Repeat every record below exactly, omitting any pictures.

Data tied to figure images
==============================

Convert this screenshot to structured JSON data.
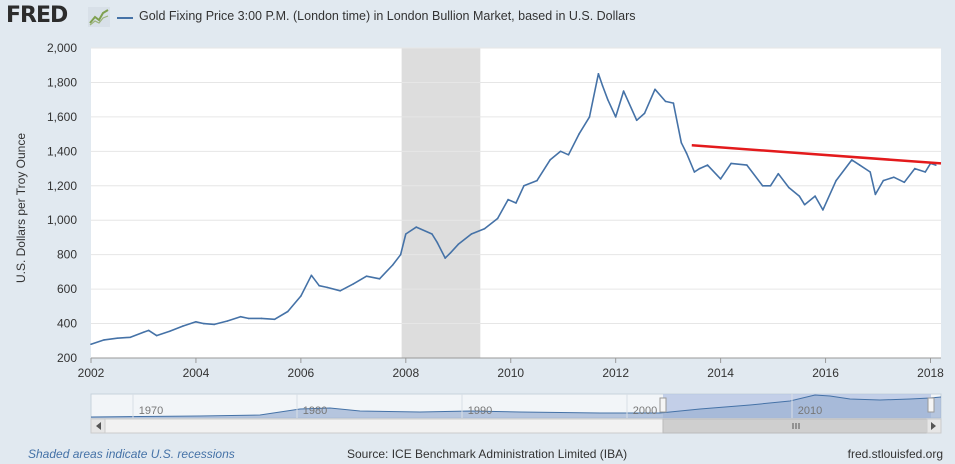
{
  "header": {
    "logo": "FRED",
    "logo_mark": "fred-chart-icon",
    "series_title": "Gold Fixing Price 3:00 P.M. (London time) in London Bullion Market, based in U.S. Dollars"
  },
  "footer": {
    "recession_note": "Shaded areas indicate U.S. recessions",
    "source": "Source: ICE Benchmark Administration Limited (IBA)",
    "site": "fred.stlouisfed.org"
  },
  "navigator": {
    "tick_labels": [
      "1970",
      "1980",
      "1990",
      "2000",
      "2010"
    ],
    "scroll_left_icon": "left-arrow-icon",
    "scroll_right_icon": "right-arrow-icon",
    "grip_icon": "grip-icon"
  },
  "colors": {
    "series": "#4572a7",
    "trendline": "#e31a1c",
    "recession": "#dddddd",
    "background": "#e1e9f0",
    "plot_bg": "#ffffff"
  },
  "chart_data": {
    "type": "line",
    "title": "Gold Fixing Price 3:00 P.M. (London time) in London Bullion Market, based in U.S. Dollars",
    "xlabel": "",
    "ylabel": "U.S. Dollars per Troy Ounce",
    "xlim": [
      2002.0,
      2018.2
    ],
    "ylim": [
      200,
      2000
    ],
    "yticks": [
      200,
      400,
      600,
      800,
      1000,
      1200,
      1400,
      1600,
      1800,
      2000
    ],
    "ytick_labels": [
      "200",
      "400",
      "600",
      "800",
      "1,000",
      "1,200",
      "1,400",
      "1,600",
      "1,800",
      "2,000"
    ],
    "xticks": [
      2002,
      2004,
      2006,
      2008,
      2010,
      2012,
      2014,
      2016,
      2018
    ],
    "xtick_labels": [
      "2002",
      "2004",
      "2006",
      "2008",
      "2010",
      "2012",
      "2014",
      "2016",
      "2018"
    ],
    "grid": true,
    "recession_shading": [
      [
        2007.92,
        2009.42
      ]
    ],
    "series": [
      {
        "x": [
          2002.0,
          2002.25,
          2002.5,
          2002.75,
          2003.0,
          2003.1,
          2003.25,
          2003.5,
          2003.75,
          2004.0,
          2004.15,
          2004.35,
          2004.6,
          2004.85,
          2005.0,
          2005.25,
          2005.5,
          2005.75,
          2006.0,
          2006.2,
          2006.35,
          2006.5,
          2006.75,
          2007.0,
          2007.25,
          2007.5,
          2007.75,
          2007.9,
          2008.0,
          2008.2,
          2008.5,
          2008.6,
          2008.75,
          2008.85,
          2009.0,
          2009.25,
          2009.5,
          2009.75,
          2009.95,
          2010.1,
          2010.25,
          2010.5,
          2010.75,
          2010.95,
          2011.1,
          2011.3,
          2011.5,
          2011.67,
          2011.75,
          2011.85,
          2012.0,
          2012.15,
          2012.4,
          2012.55,
          2012.75,
          2012.95,
          2013.1,
          2013.25,
          2013.35,
          2013.5,
          2013.6,
          2013.75,
          2014.0,
          2014.2,
          2014.5,
          2014.8,
          2014.95,
          2015.1,
          2015.3,
          2015.5,
          2015.6,
          2015.8,
          2015.95,
          2016.2,
          2016.5,
          2016.65,
          2016.85,
          2016.95,
          2017.1,
          2017.3,
          2017.5,
          2017.7,
          2017.9,
          2018.0,
          2018.1
        ],
        "y": [
          280,
          305,
          315,
          320,
          350,
          360,
          330,
          355,
          385,
          410,
          400,
          395,
          415,
          440,
          430,
          430,
          425,
          470,
          560,
          680,
          620,
          610,
          590,
          630,
          675,
          660,
          740,
          800,
          920,
          960,
          920,
          870,
          780,
          810,
          860,
          920,
          950,
          1010,
          1120,
          1100,
          1200,
          1230,
          1350,
          1400,
          1380,
          1500,
          1600,
          1850,
          1780,
          1700,
          1600,
          1750,
          1580,
          1620,
          1760,
          1690,
          1680,
          1450,
          1390,
          1280,
          1300,
          1320,
          1240,
          1330,
          1320,
          1200,
          1200,
          1270,
          1190,
          1140,
          1090,
          1140,
          1060,
          1230,
          1350,
          1320,
          1280,
          1150,
          1230,
          1250,
          1220,
          1300,
          1280,
          1330,
          1320
        ]
      }
    ],
    "annotations": [
      {
        "type": "trendline",
        "x0": 2013.45,
        "y0": 1435,
        "x1": 2018.2,
        "y1": 1330
      }
    ]
  }
}
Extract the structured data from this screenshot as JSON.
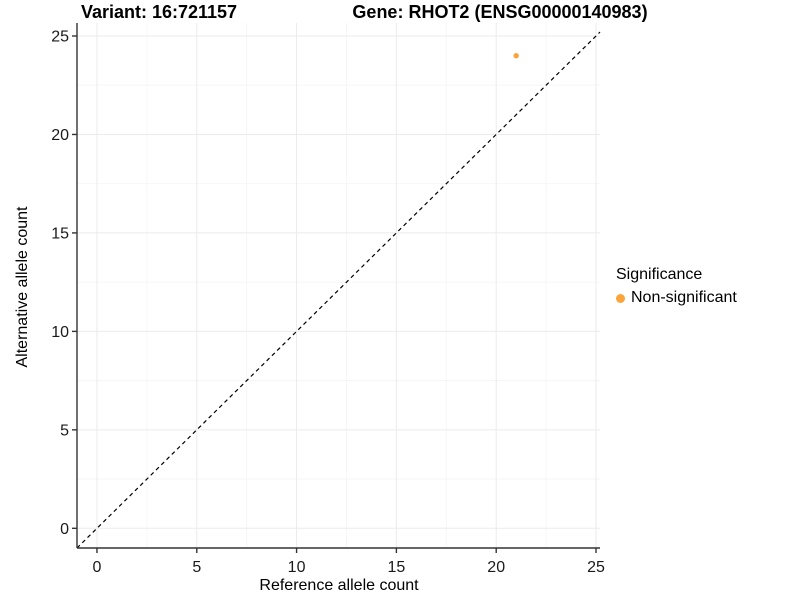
{
  "chart_data": {
    "type": "scatter",
    "title_left": "Variant: 16:721157",
    "title_right": "Gene: RHOT2 (ENSG00000140983)",
    "xlabel": "Reference allele count",
    "ylabel": "Alternative allele count",
    "xlim": [
      -1.0,
      25.2
    ],
    "ylim": [
      -1.0,
      25.66
    ],
    "x_ticks": [
      0,
      5,
      10,
      15,
      20,
      25
    ],
    "y_ticks": [
      0,
      5,
      10,
      15,
      20,
      25
    ],
    "x_minor_ticks": [
      2.5,
      7.5,
      12.5,
      17.5,
      22.5
    ],
    "y_minor_ticks": [
      2.5,
      7.5,
      12.5,
      17.5,
      22.5
    ],
    "grid": true,
    "reference_line": {
      "slope": 1,
      "intercept": 0,
      "style": "dashed",
      "color": "#000000"
    },
    "series": [
      {
        "name": "Non-significant",
        "color": "#FAA43A",
        "points": [
          {
            "x": 21,
            "y": 24
          }
        ]
      }
    ],
    "legend": {
      "title": "Significance",
      "position": "right",
      "items": [
        {
          "label": "Non-significant",
          "color": "#FAA43A"
        }
      ]
    }
  },
  "colors": {
    "background": "#FFFFFF",
    "grid_major": "#EBEBEB",
    "grid_minor": "#F5F5F5",
    "axis_line": "#333333",
    "tick_mark": "#333333",
    "tick_label": "#1A1A1A",
    "title_text": "#000000",
    "identity_line": "#000000"
  }
}
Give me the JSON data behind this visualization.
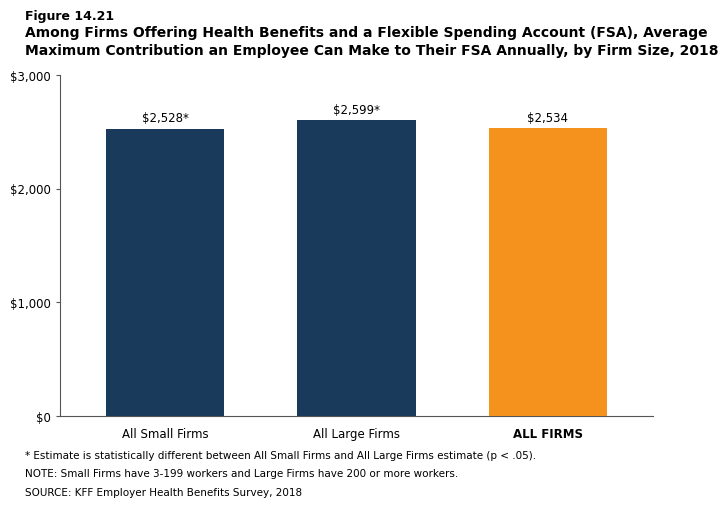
{
  "categories": [
    "All Small Firms",
    "All Large Firms",
    "ALL FIRMS"
  ],
  "values": [
    2528,
    2599,
    2534
  ],
  "bar_colors": [
    "#1a3a5c",
    "#1a3a5c",
    "#f5921e"
  ],
  "bar_labels": [
    "$2,528*",
    "$2,599*",
    "$2,534"
  ],
  "title_line1": "Figure 14.21",
  "title_line2": "Among Firms Offering Health Benefits and a Flexible Spending Account (FSA), Average",
  "title_line3": "Maximum Contribution an Employee Can Make to Their FSA Annually, by Firm Size, 2018",
  "ylim": [
    0,
    3000
  ],
  "yticks": [
    0,
    1000,
    2000,
    3000
  ],
  "ytick_labels": [
    "$0",
    "$1,000",
    "$2,000",
    "$3,000"
  ],
  "footnote1": "* Estimate is statistically different between All Small Firms and All Large Firms estimate (p < .05).",
  "footnote2": "NOTE: Small Firms have 3-199 workers and Large Firms have 200 or more workers.",
  "footnote3": "SOURCE: KFF Employer Health Benefits Survey, 2018",
  "bar_label_fontsize": 8.5,
  "axis_label_fontsize": 8.5,
  "footnote_fontsize": 7.5,
  "title1_fontsize": 9,
  "title2_fontsize": 10,
  "background_color": "#ffffff"
}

==============================

Result of the exercise:
Convert this screenshot to structured JSON data.
{
  "header": {
    "logo": "FRED",
    "logo_mark": "fred-chart-icon",
    "series_title": "Gold Fixing Price 3:00 P.M. (London time) in London Bullion Market, based in U.S. Dollars"
  },
  "footer": {
    "recession_note": "Shaded areas indicate U.S. recessions",
    "source": "Source: ICE Benchmark Administration Limited (IBA)",
    "site": "fred.stlouisfed.org"
  },
  "navigator": {
    "tick_labels": [
      "1970",
      "1980",
      "1990",
      "2000",
      "2010"
    ],
    "scroll_left_icon": "left-arrow-icon",
    "scroll_right_icon": "right-arrow-icon",
    "grip_icon": "grip-icon"
  },
  "colors": {
    "series": "#4572a7",
    "trendline": "#e31a1c",
    "recession": "#dddddd",
    "background": "#e1e9f0",
    "plot_bg": "#ffffff"
  },
  "chart_data": {
    "type": "line",
    "title": "Gold Fixing Price 3:00 P.M. (London time) in London Bullion Market, based in U.S. Dollars",
    "xlabel": "",
    "ylabel": "U.S. Dollars per Troy Ounce",
    "xlim": [
      2002.0,
      2018.2
    ],
    "ylim": [
      200,
      2000
    ],
    "yticks": [
      200,
      400,
      600,
      800,
      1000,
      1200,
      1400,
      1600,
      1800,
      2000
    ],
    "ytick_labels": [
      "200",
      "400",
      "600",
      "800",
      "1,000",
      "1,200",
      "1,400",
      "1,600",
      "1,800",
      "2,000"
    ],
    "xticks": [
      2002,
      2004,
      2006,
      2008,
      2010,
      2012,
      2014,
      2016,
      2018
    ],
    "xtick_labels": [
      "2002",
      "2004",
      "2006",
      "2008",
      "2010",
      "2012",
      "2014",
      "2016",
      "2018"
    ],
    "grid": true,
    "recession_shading": [
      [
        2007.92,
        2009.42
      ]
    ],
    "series": [
      {
        "x": [
          2002.0,
          2002.25,
          2002.5,
          2002.75,
          2003.0,
          2003.1,
          2003.25,
          2003.5,
          2003.75,
          2004.0,
          2004.15,
          2004.35,
          2004.6,
          2004.85,
          2005.0,
          2005.25,
          2005.5,
          2005.75,
          2006.0,
          2006.2,
          2006.35,
          2006.5,
          2006.75,
          2007.0,
          2007.25,
          2007.5,
          2007.75,
          2007.9,
          2008.0,
          2008.2,
          2008.5,
          2008.6,
          2008.75,
          2008.85,
          2009.0,
          2009.25,
          2009.5,
          2009.75,
          2009.95,
          2010.1,
          2010.25,
          2010.5,
          2010.75,
          2010.95,
          2011.1,
          2011.3,
          2011.5,
          2011.67,
          2011.75,
          2011.85,
          2012.0,
          2012.15,
          2012.4,
          2012.55,
          2012.75,
          2012.95,
          2013.1,
          2013.25,
          2013.35,
          2013.5,
          2013.6,
          2013.75,
          2014.0,
          2014.2,
          2014.5,
          2014.8,
          2014.95,
          2015.1,
          2015.3,
          2015.5,
          2015.6,
          2015.8,
          2015.95,
          2016.2,
          2016.5,
          2016.65,
          2016.85,
          2016.95,
          2017.1,
          2017.3,
          2017.5,
          2017.7,
          2017.9,
          2018.0,
          2018.1
        ],
        "y": [
          280,
          305,
          315,
          320,
          350,
          360,
          330,
          355,
          385,
          410,
          400,
          395,
          415,
          440,
          430,
          430,
          425,
          470,
          560,
          680,
          620,
          610,
          590,
          630,
          675,
          660,
          740,
          800,
          920,
          960,
          920,
          870,
          780,
          810,
          860,
          920,
          950,
          1010,
          1120,
          1100,
          1200,
          1230,
          1350,
          1400,
          1380,
          1500,
          1600,
          1850,
          1780,
          1700,
          1600,
          1750,
          1580,
          1620,
          1760,
          1690,
          1680,
          1450,
          1390,
          1280,
          1300,
          1320,
          1240,
          1330,
          1320,
          1200,
          1200,
          1270,
          1190,
          1140,
          1090,
          1140,
          1060,
          1230,
          1350,
          1320,
          1280,
          1150,
          1230,
          1250,
          1220,
          1300,
          1280,
          1330,
          1320
        ]
      }
    ],
    "annotations": [
      {
        "type": "trendline",
        "x0": 2013.45,
        "y0": 1435,
        "x1": 2018.2,
        "y1": 1330
      }
    ]
  }
}
Extract the structured data from this screenshot as JSON.
{
  "chart_data": {
    "type": "scatter",
    "title_left": "Variant: 16:721157",
    "title_right": "Gene: RHOT2 (ENSG00000140983)",
    "xlabel": "Reference allele count",
    "ylabel": "Alternative allele count",
    "xlim": [
      -1.0,
      25.2
    ],
    "ylim": [
      -1.0,
      25.66
    ],
    "x_ticks": [
      0,
      5,
      10,
      15,
      20,
      25
    ],
    "y_ticks": [
      0,
      5,
      10,
      15,
      20,
      25
    ],
    "x_minor_ticks": [
      2.5,
      7.5,
      12.5,
      17.5,
      22.5
    ],
    "y_minor_ticks": [
      2.5,
      7.5,
      12.5,
      17.5,
      22.5
    ],
    "grid": true,
    "reference_line": {
      "slope": 1,
      "intercept": 0,
      "style": "dashed",
      "color": "#000000"
    },
    "series": [
      {
        "name": "Non-significant",
        "color": "#FAA43A",
        "points": [
          {
            "x": 21,
            "y": 24
          }
        ]
      }
    ],
    "legend": {
      "title": "Significance",
      "position": "right",
      "items": [
        {
          "label": "Non-significant",
          "color": "#FAA43A"
        }
      ]
    }
  },
  "colors": {
    "background": "#FFFFFF",
    "grid_major": "#EBEBEB",
    "grid_minor": "#F5F5F5",
    "axis_line": "#333333",
    "tick_mark": "#333333",
    "tick_label": "#1A1A1A",
    "title_text": "#000000",
    "identity_line": "#000000"
  }
}
Give me the JSON data behind this visualization.
{
  "categories": [
    "All Small Firms",
    "All Large Firms",
    "ALL FIRMS"
  ],
  "values": [
    2528,
    2599,
    2534
  ],
  "bar_colors": [
    "#1a3a5c",
    "#1a3a5c",
    "#f5921e"
  ],
  "bar_labels": [
    "$2,528*",
    "$2,599*",
    "$2,534"
  ],
  "title_line1": "Figure 14.21",
  "title_line2": "Among Firms Offering Health Benefits and a Flexible Spending Account (FSA), Average",
  "title_line3": "Maximum Contribution an Employee Can Make to Their FSA Annually, by Firm Size, 2018",
  "ylim": [
    0,
    3000
  ],
  "yticks": [
    0,
    1000,
    2000,
    3000
  ],
  "ytick_labels": [
    "$0",
    "$1,000",
    "$2,000",
    "$3,000"
  ],
  "footnote1": "* Estimate is statistically different between All Small Firms and All Large Firms estimate (p < .05).",
  "footnote2": "NOTE: Small Firms have 3-199 workers and Large Firms have 200 or more workers.",
  "footnote3": "SOURCE: KFF Employer Health Benefits Survey, 2018",
  "bar_label_fontsize": 8.5,
  "axis_label_fontsize": 8.5,
  "footnote_fontsize": 7.5,
  "title1_fontsize": 9,
  "title2_fontsize": 10,
  "background_color": "#ffffff"
}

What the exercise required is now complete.